- Exercise requirements
Can you transcribe every entry word for word, skipping the images?

- Supplied records

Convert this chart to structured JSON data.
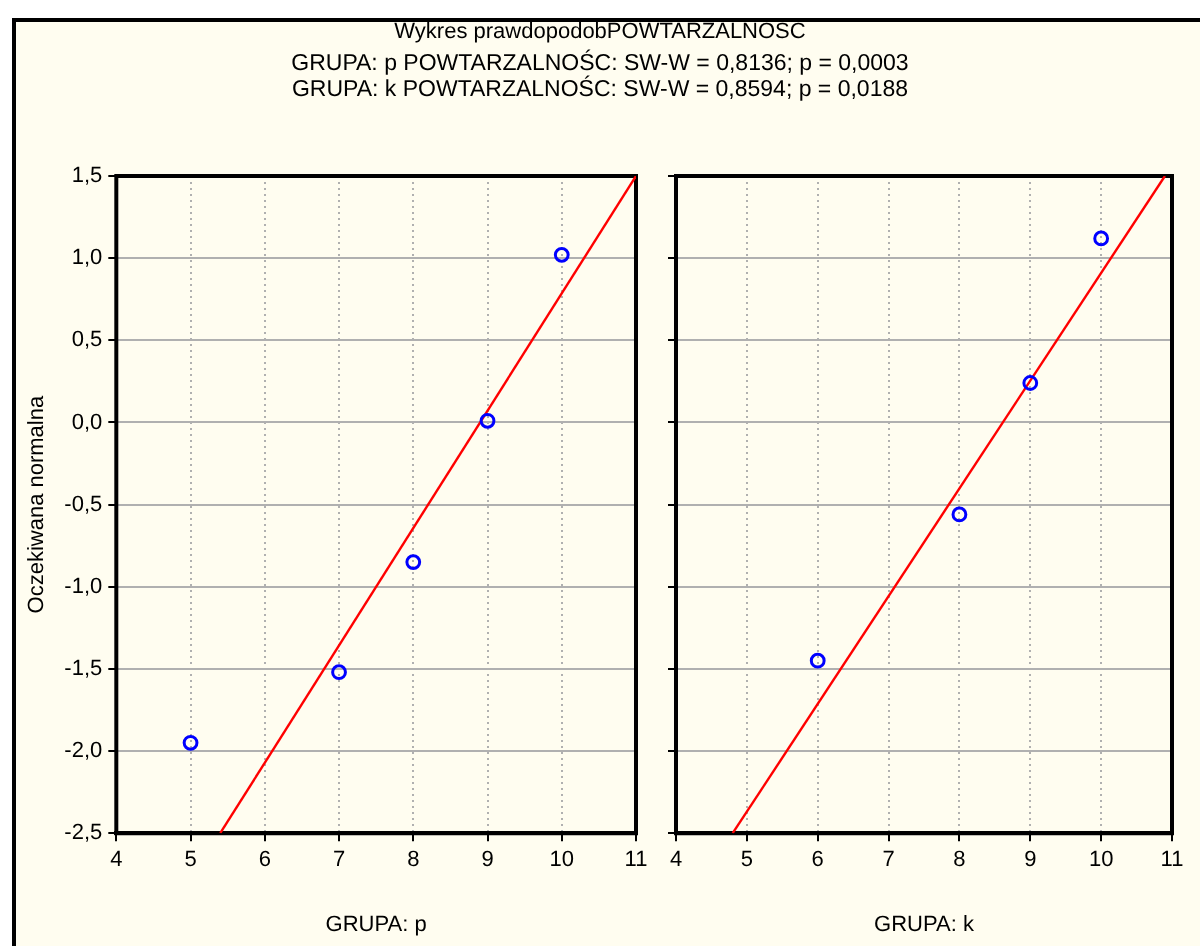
{
  "chart_data": [
    {
      "type": "scatter",
      "title": "Wykres prawdopodobPOWTARZALNOŚC",
      "annotations": [
        "GRUPA: p  POWTARZALNOŚC:  SW-W = 0,8136; p = 0,0003",
        "GRUPA: k  POWTARZALNOŚC:  SW-W = 0,8594; p = 0,0188"
      ],
      "xlabel": "GRUPA: p",
      "ylabel": "Oczekiwana normalna",
      "xlim": [
        4,
        11
      ],
      "xticks": [
        4,
        5,
        6,
        7,
        8,
        9,
        10,
        11
      ],
      "ylim": [
        -2.5,
        1.5
      ],
      "yticks": [
        {
          "value": -2.5,
          "label": "-2,5"
        },
        {
          "value": -2,
          "label": "-2,0"
        },
        {
          "value": -1.5,
          "label": "-1,5"
        },
        {
          "value": -1,
          "label": "-1,0"
        },
        {
          "value": -0.5,
          "label": "-0,5"
        },
        {
          "value": 0,
          "label": "0,0"
        },
        {
          "value": 0.5,
          "label": "0,5"
        },
        {
          "value": 1,
          "label": "1,0"
        },
        {
          "value": 1.5,
          "label": "1,5"
        }
      ],
      "grid": true,
      "series": [
        {
          "color": "#0000ff",
          "marker": "circle",
          "x": [
            5,
            7,
            8,
            9,
            10
          ],
          "values": [
            -1.95,
            -1.52,
            -0.85,
            0.01,
            1.02
          ]
        },
        {
          "type": "line",
          "color": "#ff0000",
          "marker": "none",
          "x": [
            5.4,
            11
          ],
          "values": [
            -2.5,
            1.5
          ]
        }
      ]
    },
    {
      "type": "scatter",
      "xlabel": "GRUPA: k",
      "xlim": [
        4,
        11
      ],
      "xticks": [
        4,
        5,
        6,
        7,
        8,
        9,
        10,
        11
      ],
      "ylim": [
        -2.5,
        1.5
      ],
      "yticks": [
        {
          "value": -2.5,
          "label": null
        },
        {
          "value": -2,
          "label": null
        },
        {
          "value": -1.5,
          "label": null
        },
        {
          "value": -1,
          "label": null
        },
        {
          "value": -0.5,
          "label": null
        },
        {
          "value": 0,
          "label": null
        },
        {
          "value": 0.5,
          "label": null
        },
        {
          "value": 1,
          "label": null
        },
        {
          "value": 1.5,
          "label": null
        }
      ],
      "grid": true,
      "tick_labels": "x",
      "series": [
        {
          "color": "#0000ff",
          "marker": "circle",
          "x": [
            6,
            8,
            9,
            10
          ],
          "values": [
            -1.45,
            -0.56,
            0.24,
            1.12
          ]
        },
        {
          "type": "line",
          "color": "#ff0000",
          "marker": "none",
          "x": [
            4.8,
            10.9
          ],
          "values": [
            -2.5,
            1.5
          ]
        }
      ]
    }
  ]
}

- Response
Convert this chart to structured JSON data.
{
  "chart_data": [
    {
      "type": "scatter",
      "title": "Wykres prawdopodobPOWTARZALNOŚC",
      "annotations": [
        "GRUPA: p  POWTARZALNOŚC:  SW-W = 0,8136; p = 0,0003",
        "GRUPA: k  POWTARZALNOŚC:  SW-W = 0,8594; p = 0,0188"
      ],
      "xlabel": "GRUPA: p",
      "ylabel": "Oczekiwana normalna",
      "xlim": [
        4,
        11
      ],
      "xticks": [
        4,
        5,
        6,
        7,
        8,
        9,
        10,
        11
      ],
      "ylim": [
        -2.5,
        1.5
      ],
      "yticks": [
        {
          "value": -2.5,
          "label": "-2,5"
        },
        {
          "value": -2,
          "label": "-2,0"
        },
        {
          "value": -1.5,
          "label": "-1,5"
        },
        {
          "value": -1,
          "label": "-1,0"
        },
        {
          "value": -0.5,
          "label": "-0,5"
        },
        {
          "value": 0,
          "label": "0,0"
        },
        {
          "value": 0.5,
          "label": "0,5"
        },
        {
          "value": 1,
          "label": "1,0"
        },
        {
          "value": 1.5,
          "label": "1,5"
        }
      ],
      "grid": true,
      "series": [
        {
          "color": "#0000ff",
          "marker": "circle",
          "x": [
            5,
            7,
            8,
            9,
            10
          ],
          "values": [
            -1.95,
            -1.52,
            -0.85,
            0.01,
            1.02
          ]
        },
        {
          "type": "line",
          "color": "#ff0000",
          "marker": "none",
          "x": [
            5.4,
            11
          ],
          "values": [
            -2.5,
            1.5
          ]
        }
      ]
    },
    {
      "type": "scatter",
      "xlabel": "GRUPA: k",
      "xlim": [
        4,
        11
      ],
      "xticks": [
        4,
        5,
        6,
        7,
        8,
        9,
        10,
        11
      ],
      "ylim": [
        -2.5,
        1.5
      ],
      "yticks": [
        {
          "value": -2.5,
          "label": null
        },
        {
          "value": -2,
          "label": null
        },
        {
          "value": -1.5,
          "label": null
        },
        {
          "value": -1,
          "label": null
        },
        {
          "value": -0.5,
          "label": null
        },
        {
          "value": 0,
          "label": null
        },
        {
          "value": 0.5,
          "label": null
        },
        {
          "value": 1,
          "label": null
        },
        {
          "value": 1.5,
          "label": null
        }
      ],
      "grid": true,
      "tick_labels": "x",
      "series": [
        {
          "color": "#0000ff",
          "marker": "circle",
          "x": [
            6,
            8,
            9,
            10
          ],
          "values": [
            -1.45,
            -0.56,
            0.24,
            1.12
          ]
        },
        {
          "type": "line",
          "color": "#ff0000",
          "marker": "none",
          "x": [
            4.8,
            10.9
          ],
          "values": [
            -2.5,
            1.5
          ]
        }
      ]
    }
  ]
}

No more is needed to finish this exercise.